* _Instruction_
Repeat, exactly and completely, the material that follows. Omit the pictures.

* _Record extracts_
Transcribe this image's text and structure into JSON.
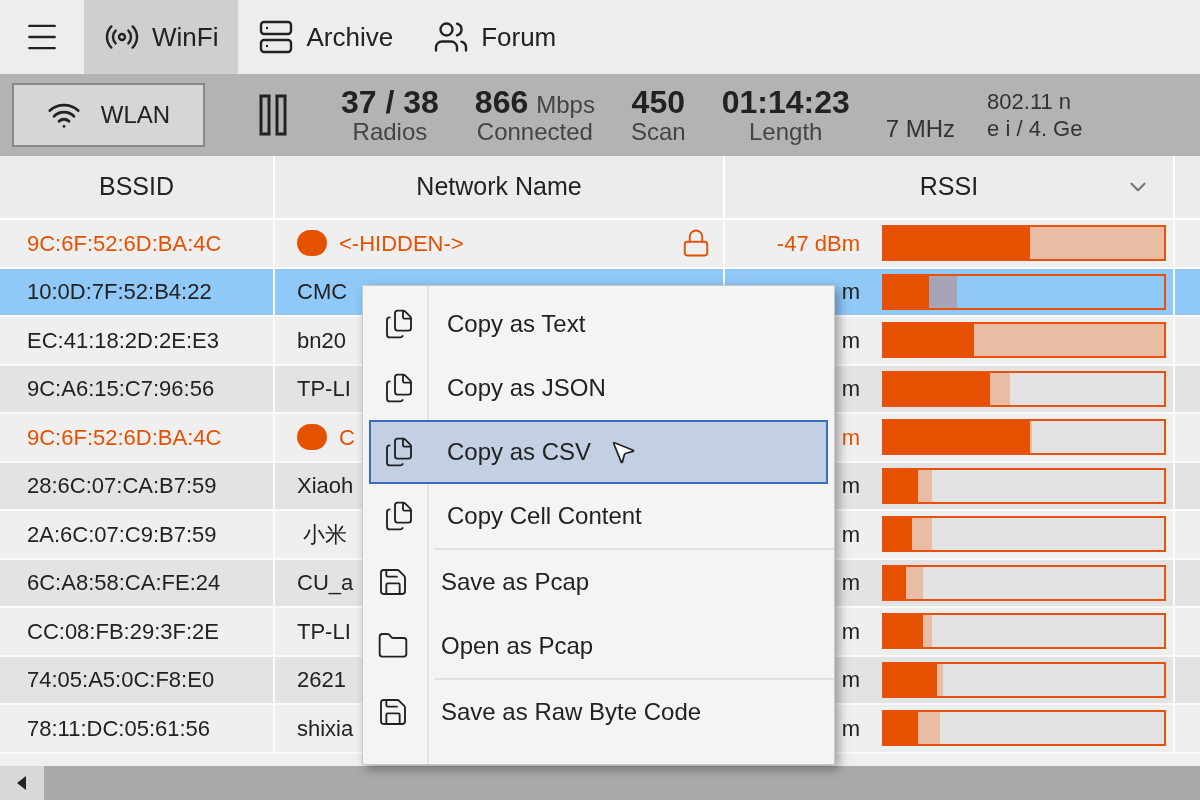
{
  "nav": {
    "tabs": [
      {
        "label": "WinFi",
        "kind": "radio",
        "selected": true
      },
      {
        "label": "Archive",
        "kind": "server",
        "selected": false
      },
      {
        "label": "Forum",
        "kind": "users",
        "selected": false
      }
    ]
  },
  "toolbar": {
    "device_button": "WLAN",
    "paused": true,
    "stats": [
      {
        "value": "37 / 38",
        "label": "Radios"
      },
      {
        "value": "866",
        "unit": "Mbps",
        "label": "Connected"
      },
      {
        "value": "450",
        "label": "Scan"
      },
      {
        "value": "01:14:23",
        "label": "Length"
      }
    ],
    "bandwidth": "7 MHz",
    "standard_line_1": "802.11 n",
    "standard_line_2": "e i / 4. Ge"
  },
  "table": {
    "columns": [
      "BSSID",
      "Network Name",
      "RSSI"
    ],
    "rows": [
      {
        "kind": "alert",
        "selected": false,
        "bssid": "9C:6F:52:6D:BA:4C",
        "name": "<-HIDDEN->",
        "locked": true,
        "rssi": "-47 dBm",
        "bar": {
          "level": 0.52,
          "peak": {
            "level": 1.0
          }
        }
      },
      {
        "kind": "normal",
        "selected": true,
        "bssid": "10:0D:7F:52:B4:22",
        "name": "CMC",
        "rssi": "m",
        "bar": {
          "level": 0.16,
          "peak": {
            "level": 0.26
          }
        }
      },
      {
        "kind": "normal",
        "selected": false,
        "bssid": "EC:41:18:2D:2E:E3",
        "name": "bn20",
        "rssi": "m",
        "bar": {
          "level": 0.32,
          "peak": {
            "level": 1.0
          }
        }
      },
      {
        "kind": "normal",
        "selected": false,
        "bssid": "9C:A6:15:C7:96:56",
        "name": "TP-LI",
        "rssi": "m",
        "bar": {
          "level": 0.38,
          "peak": {
            "level": 0.45
          }
        }
      },
      {
        "kind": "alert",
        "selected": false,
        "bssid": "9C:6F:52:6D:BA:4C",
        "name": "C",
        "rssi": "m",
        "bar": {
          "level": 0.52,
          "peak": {
            "level": 0.53
          }
        }
      },
      {
        "kind": "normal",
        "selected": false,
        "bssid": "28:6C:07:CA:B7:59",
        "name": "Xiaoh",
        "rssi": "m",
        "bar": {
          "level": 0.12,
          "peak": {
            "level": 0.17
          }
        }
      },
      {
        "kind": "normal",
        "selected": false,
        "bssid": "2A:6C:07:C9:B7:59",
        "name": " 小米",
        "rssi": "m",
        "bar": {
          "level": 0.1,
          "peak": {
            "level": 0.17
          }
        }
      },
      {
        "kind": "normal",
        "selected": false,
        "bssid": "6C:A8:58:CA:FE:24",
        "name": "CU_a",
        "rssi": "m",
        "bar": {
          "level": 0.08,
          "peak": {
            "level": 0.14
          }
        }
      },
      {
        "kind": "normal",
        "selected": false,
        "bssid": "CC:08:FB:29:3F:2E",
        "name": "TP-LI",
        "rssi": "m",
        "bar": {
          "level": 0.14,
          "peak": {
            "level": 0.17
          }
        }
      },
      {
        "kind": "normal",
        "selected": false,
        "bssid": "74:05:A5:0C:F8:E0",
        "name": "2621",
        "rssi": "m",
        "bar": {
          "level": 0.19,
          "peak": {
            "level": 0.21
          }
        }
      },
      {
        "kind": "normal",
        "selected": false,
        "bssid": "78:11:DC:05:61:56",
        "name": "shixia",
        "rssi": "m",
        "bar": {
          "level": 0.12,
          "peak": {
            "level": 0.2
          }
        }
      }
    ]
  },
  "context_menu": {
    "groups": [
      [
        {
          "kind": "copy",
          "label": "Copy as Text",
          "selected": false
        },
        {
          "kind": "copy",
          "label": "Copy as JSON",
          "selected": false
        },
        {
          "kind": "copy",
          "label": "Copy as CSV",
          "selected": true
        },
        {
          "kind": "copy",
          "label": "Copy Cell Content",
          "selected": false
        }
      ],
      [
        {
          "kind": "save",
          "label": "Save as Pcap",
          "selected": false
        },
        {
          "kind": "open",
          "label": "Open as Pcap",
          "selected": false
        }
      ],
      [
        {
          "kind": "save",
          "label": "Save as Raw Byte Code",
          "selected": false
        }
      ]
    ]
  }
}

* _Task solution_
Transcribe this image's text and structure into JSON.
{
  "nav": {
    "tabs": [
      {
        "label": "WinFi",
        "kind": "radio",
        "selected": true
      },
      {
        "label": "Archive",
        "kind": "server",
        "selected": false
      },
      {
        "label": "Forum",
        "kind": "users",
        "selected": false
      }
    ]
  },
  "toolbar": {
    "device_button": "WLAN",
    "paused": true,
    "stats": [
      {
        "value": "37 / 38",
        "label": "Radios"
      },
      {
        "value": "866",
        "unit": "Mbps",
        "label": "Connected"
      },
      {
        "value": "450",
        "label": "Scan"
      },
      {
        "value": "01:14:23",
        "label": "Length"
      }
    ],
    "bandwidth": "7 MHz",
    "standard_line_1": "802.11 n",
    "standard_line_2": "e i / 4. Ge"
  },
  "table": {
    "columns": [
      "BSSID",
      "Network Name",
      "RSSI"
    ],
    "rows": [
      {
        "kind": "alert",
        "selected": false,
        "bssid": "9C:6F:52:6D:BA:4C",
        "name": "<-HIDDEN->",
        "locked": true,
        "rssi": "-47 dBm",
        "bar": {
          "level": 0.52,
          "peak": {
            "level": 1.0
          }
        }
      },
      {
        "kind": "normal",
        "selected": true,
        "bssid": "10:0D:7F:52:B4:22",
        "name": "CMC",
        "rssi": "m",
        "bar": {
          "level": 0.16,
          "peak": {
            "level": 0.26
          }
        }
      },
      {
        "kind": "normal",
        "selected": false,
        "bssid": "EC:41:18:2D:2E:E3",
        "name": "bn20",
        "rssi": "m",
        "bar": {
          "level": 0.32,
          "peak": {
            "level": 1.0
          }
        }
      },
      {
        "kind": "normal",
        "selected": false,
        "bssid": "9C:A6:15:C7:96:56",
        "name": "TP-LI",
        "rssi": "m",
        "bar": {
          "level": 0.38,
          "peak": {
            "level": 0.45
          }
        }
      },
      {
        "kind": "alert",
        "selected": false,
        "bssid": "9C:6F:52:6D:BA:4C",
        "name": "C",
        "rssi": "m",
        "bar": {
          "level": 0.52,
          "peak": {
            "level": 0.53
          }
        }
      },
      {
        "kind": "normal",
        "selected": false,
        "bssid": "28:6C:07:CA:B7:59",
        "name": "Xiaoh",
        "rssi": "m",
        "bar": {
          "level": 0.12,
          "peak": {
            "level": 0.17
          }
        }
      },
      {
        "kind": "normal",
        "selected": false,
        "bssid": "2A:6C:07:C9:B7:59",
        "name": " 小米",
        "rssi": "m",
        "bar": {
          "level": 0.1,
          "peak": {
            "level": 0.17
          }
        }
      },
      {
        "kind": "normal",
        "selected": false,
        "bssid": "6C:A8:58:CA:FE:24",
        "name": "CU_a",
        "rssi": "m",
        "bar": {
          "level": 0.08,
          "peak": {
            "level": 0.14
          }
        }
      },
      {
        "kind": "normal",
        "selected": false,
        "bssid": "CC:08:FB:29:3F:2E",
        "name": "TP-LI",
        "rssi": "m",
        "bar": {
          "level": 0.14,
          "peak": {
            "level": 0.17
          }
        }
      },
      {
        "kind": "normal",
        "selected": false,
        "bssid": "74:05:A5:0C:F8:E0",
        "name": "2621",
        "rssi": "m",
        "bar": {
          "level": 0.19,
          "peak": {
            "level": 0.21
          }
        }
      },
      {
        "kind": "normal",
        "selected": false,
        "bssid": "78:11:DC:05:61:56",
        "name": "shixia",
        "rssi": "m",
        "bar": {
          "level": 0.12,
          "peak": {
            "level": 0.2
          }
        }
      }
    ]
  },
  "context_menu": {
    "groups": [
      [
        {
          "kind": "copy",
          "label": "Copy as Text",
          "selected": false
        },
        {
          "kind": "copy",
          "label": "Copy as JSON",
          "selected": false
        },
        {
          "kind": "copy",
          "label": "Copy as CSV",
          "selected": true
        },
        {
          "kind": "copy",
          "label": "Copy Cell Content",
          "selected": false
        }
      ],
      [
        {
          "kind": "save",
          "label": "Save as Pcap",
          "selected": false
        },
        {
          "kind": "open",
          "label": "Open as Pcap",
          "selected": false
        }
      ],
      [
        {
          "kind": "save",
          "label": "Save as Raw Byte Code",
          "selected": false
        }
      ]
    ]
  }
}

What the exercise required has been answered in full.